**Document segment:**
Segment Open
1.21       In the native title claim process, it is necessary to identify which Aboriginal peoples or Torres Strait Islanders are the native title claimants, and the claimants must validly authorise persons in the group (the ‘applicant’) to bring an application for a determination (claim). Authorisation forms an initial step in bringing an application for a determination (claim) under the Native Title Act. The Act establishes a process for authorisation in s 251B. The applicant can deal with matters arising in relation to the claim.[7] In a successful claim, the court determines who holds native title.[8] The ALRC was asked to consider any potential barriers to access to justice.

1.22       There is an important meeting point between the law concerning ‘connection and recognition of native title’ and questions of claim group membership.

It is a matter of simple justice that native title determinations should be made only in favour of the traditional owners of each area of land … Just as importantly, the ongoing demands of governance and decision-making in relation to native title lands require a clear and shared understanding of how different groups and subgroups fit together. These two considerations highlight the paramount importance of identifying the ‘right people for country’.[9]

Parties and joinder

1.23       Native title intersects with many other interests in the Australian community. The Native Title Act contains provisions that set out the persons and organisations that are parties to a native title claim. The applicant is always a party. Relevant state and territory governments and, at times, the Commonwealth government, are respondents to a native title claim. Other persons holding interests in the claim area, such as a mining lease, may also be a party.

1.24       Most persons become parties at the initial notification stage of a claim. Other persons whose interests are affected by a native title determination may seek to become a party after this stage. Aboriginal peoples or Torres Strait Islanders, as well as other persons affected by a native title determination, may seek joinder. Joinder raises issues about potential barriers to access to justice, and the good ordering and productive relationships between all participants—Indigenous and non-Indigenous—within the native title system.[10]

1.25       The ALRC was asked to consider any barriers to access to justice imposed by the Act’s joinder provisions for claimants, potential claimants and respondents.
Segment Closed
**Data:**
Segment Open
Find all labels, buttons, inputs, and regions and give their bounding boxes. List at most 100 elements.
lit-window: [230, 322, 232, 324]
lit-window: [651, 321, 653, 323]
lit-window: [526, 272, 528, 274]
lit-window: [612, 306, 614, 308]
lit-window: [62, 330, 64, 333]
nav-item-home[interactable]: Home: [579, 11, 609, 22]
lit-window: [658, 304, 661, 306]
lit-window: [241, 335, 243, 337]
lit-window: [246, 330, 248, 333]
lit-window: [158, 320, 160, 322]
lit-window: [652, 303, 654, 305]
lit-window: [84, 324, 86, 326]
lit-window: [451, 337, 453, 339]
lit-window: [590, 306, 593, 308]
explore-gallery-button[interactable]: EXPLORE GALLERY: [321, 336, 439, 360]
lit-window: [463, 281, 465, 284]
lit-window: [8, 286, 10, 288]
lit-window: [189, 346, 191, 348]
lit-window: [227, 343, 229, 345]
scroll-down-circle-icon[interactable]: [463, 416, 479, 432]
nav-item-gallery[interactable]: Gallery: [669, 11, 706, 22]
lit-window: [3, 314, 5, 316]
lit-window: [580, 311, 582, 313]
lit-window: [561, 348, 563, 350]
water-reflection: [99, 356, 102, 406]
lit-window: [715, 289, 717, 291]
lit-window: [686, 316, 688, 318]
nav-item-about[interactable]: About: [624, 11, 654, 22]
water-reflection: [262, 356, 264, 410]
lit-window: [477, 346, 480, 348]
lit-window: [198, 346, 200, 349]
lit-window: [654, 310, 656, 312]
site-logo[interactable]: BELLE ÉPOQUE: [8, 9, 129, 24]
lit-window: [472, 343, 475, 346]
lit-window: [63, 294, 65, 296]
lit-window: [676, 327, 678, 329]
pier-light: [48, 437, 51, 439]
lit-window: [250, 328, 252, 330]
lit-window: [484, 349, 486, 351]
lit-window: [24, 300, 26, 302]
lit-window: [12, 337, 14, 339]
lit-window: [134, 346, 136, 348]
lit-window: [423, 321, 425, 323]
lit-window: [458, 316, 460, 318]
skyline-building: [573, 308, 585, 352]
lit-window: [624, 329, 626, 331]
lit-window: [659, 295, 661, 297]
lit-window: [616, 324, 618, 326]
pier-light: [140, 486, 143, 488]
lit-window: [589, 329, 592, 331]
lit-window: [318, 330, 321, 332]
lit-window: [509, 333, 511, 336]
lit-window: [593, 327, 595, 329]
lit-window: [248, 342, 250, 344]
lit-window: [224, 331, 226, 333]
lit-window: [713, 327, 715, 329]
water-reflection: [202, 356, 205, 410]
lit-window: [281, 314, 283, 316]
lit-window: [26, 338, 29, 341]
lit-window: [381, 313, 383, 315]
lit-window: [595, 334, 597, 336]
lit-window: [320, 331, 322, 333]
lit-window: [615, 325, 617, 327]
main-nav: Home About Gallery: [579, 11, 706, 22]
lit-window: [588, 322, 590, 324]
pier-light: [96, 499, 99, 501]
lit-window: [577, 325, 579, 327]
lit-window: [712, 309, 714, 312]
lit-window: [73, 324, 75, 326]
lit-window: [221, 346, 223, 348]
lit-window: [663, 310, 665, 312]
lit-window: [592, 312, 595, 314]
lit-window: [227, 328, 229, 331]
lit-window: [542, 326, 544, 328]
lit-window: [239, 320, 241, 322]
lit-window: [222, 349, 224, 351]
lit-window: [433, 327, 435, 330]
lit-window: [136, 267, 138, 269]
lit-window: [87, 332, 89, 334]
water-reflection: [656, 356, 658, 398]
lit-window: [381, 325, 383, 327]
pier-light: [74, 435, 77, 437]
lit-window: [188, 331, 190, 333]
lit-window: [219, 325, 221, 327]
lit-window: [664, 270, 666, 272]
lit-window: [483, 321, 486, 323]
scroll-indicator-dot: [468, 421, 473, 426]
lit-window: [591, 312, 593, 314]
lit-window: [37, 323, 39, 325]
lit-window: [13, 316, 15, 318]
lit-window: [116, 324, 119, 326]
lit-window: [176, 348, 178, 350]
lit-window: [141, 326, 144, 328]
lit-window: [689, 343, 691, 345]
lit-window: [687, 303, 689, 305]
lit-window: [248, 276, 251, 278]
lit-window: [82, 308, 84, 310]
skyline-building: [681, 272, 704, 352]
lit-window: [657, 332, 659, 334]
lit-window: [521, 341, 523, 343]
Segment Closed
**Exercise instructions:**
a – According to the native title passage, why is identifying the "right people for country" of paramount importance? Answer in one to three sentences.
b – Answer these questions from the native title passage, one per line:
(i) Which section of the Native Title Act establishes the process for authorization?
(ii) Which party is always a party to a native title claim?
(iii) At what stage do most persons become parties to a claim?
c – Write the next part of the native title passage, carrying on after its last sentence.
The items aren't needed here.

**Expected outputs:**
a – Simple justice requires that native title determinations be made only in favor of the traditional owners of each area of land. Governance and decision-making on native title lands also require a clear, shared understanding of how different groups and subgroups fit together.

b –
(i) Section 251B.
(ii) The applicant.
(iii) The initial notification stage.

c –
Claims resolution and legal frameworks

1.26       The Native Title Act is a detailed statute that is underpinned by a multifaceted institutional and decision-making structure. The Federal Court and National Native Title Tribunal play an important role. Legal frameworks include the practices of parties to native title determinations, such as the preparation of connection reports, together with policy and administrative guidelines integral to the operation of the Native Title Act in respect of connection requirements, authorisation and joinder. Many institutions and professionals, such as anthropologists and historians, will be involved at various stages of a native title claim.

1.27       The Native Title Act intersects with other Commonwealth, state and territory legislation,[11] including resource and land management laws. The Terms of Reference ask the ALRC to consider other legislation, case law and other relevant matters, concerning the operation of the native title system.

Other reviews

1.28       There have been many reviews, consultations and proposed amendments to the Native Title Act.[12]The outcomes have been a modest series of largely technical and procedural amendments to the Act, since 1997.[13] Since 2011 a number of amendments to the Native Title Act have been proposed. In 2011, the Native Title Amendment (Reform) Bill was introduced into the Federal Senate. The 2011 Bill was revised following an Inquiry by the Senate Standing Committee on Legal and Constitutional Affairs, and reintroduced as the Native Title Amendment (Reform) Bill (No 1) 2012. This Bill lapsed. At the time of writing, the Native Title Amendment (Reform) Bill 2014 (Cth) was before the Senate of the Federal Parliament. The content of this Bill is substantially the same as that of the lapsed 2012 Bill.